**The input:**
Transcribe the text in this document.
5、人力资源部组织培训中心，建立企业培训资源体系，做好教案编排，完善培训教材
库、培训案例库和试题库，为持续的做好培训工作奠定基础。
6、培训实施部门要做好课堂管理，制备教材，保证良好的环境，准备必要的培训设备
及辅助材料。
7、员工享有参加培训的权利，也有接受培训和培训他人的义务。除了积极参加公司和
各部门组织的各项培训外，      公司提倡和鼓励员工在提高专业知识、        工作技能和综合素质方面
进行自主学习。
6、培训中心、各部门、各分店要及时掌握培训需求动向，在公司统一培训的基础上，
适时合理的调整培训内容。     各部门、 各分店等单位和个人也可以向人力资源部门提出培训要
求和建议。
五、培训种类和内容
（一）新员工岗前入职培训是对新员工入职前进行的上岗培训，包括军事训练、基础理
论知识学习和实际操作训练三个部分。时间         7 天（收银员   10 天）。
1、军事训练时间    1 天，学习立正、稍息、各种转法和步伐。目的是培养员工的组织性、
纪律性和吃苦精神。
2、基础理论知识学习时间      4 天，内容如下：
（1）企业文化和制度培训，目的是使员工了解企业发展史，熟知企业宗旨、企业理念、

**Your objective:**
Copy the data above in full, character for character.

**Solution to the problem:**
Transcribe the text in this document.
5、人力资源部组织培训中心，建立企业培训资源体系，做好教案编排，完善培训教材
库、培训案例库和试题库，为持续的做好培训工作奠定基础。
6、培训实施部门要做好课堂管理，制备教材，保证良好的环境，准备必要的培训设备
及辅助材料。
7、员工享有参加培训的权利，也有接受培训和培训他人的义务。除了积极参加公司和
各部门组织的各项培训外，      公司提倡和鼓励员工在提高专业知识、        工作技能和综合素质方面
进行自主学习。
6、培训中心、各部门、各分店要及时掌握培训需求动向，在公司统一培训的基础上，
适时合理的调整培训内容。     各部门、 各分店等单位和个人也可以向人力资源部门提出培训要
求和建议。
五、培训种类和内容
（一）新员工岗前入职培训是对新员工入职前进行的上岗培训，包括军事训练、基础理
论知识学习和实际操作训练三个部分。时间         7 天（收银员   10 天）。
1、军事训练时间    1 天，学习立正、稍息、各种转法和步伐。目的是培养员工的组织性、
纪律性和吃苦精神。
2、基础理论知识学习时间      4 天，内容如下：
（1）企业文化和制度培训，目的是使员工了解企业发展史，熟知企业宗旨、企业理念、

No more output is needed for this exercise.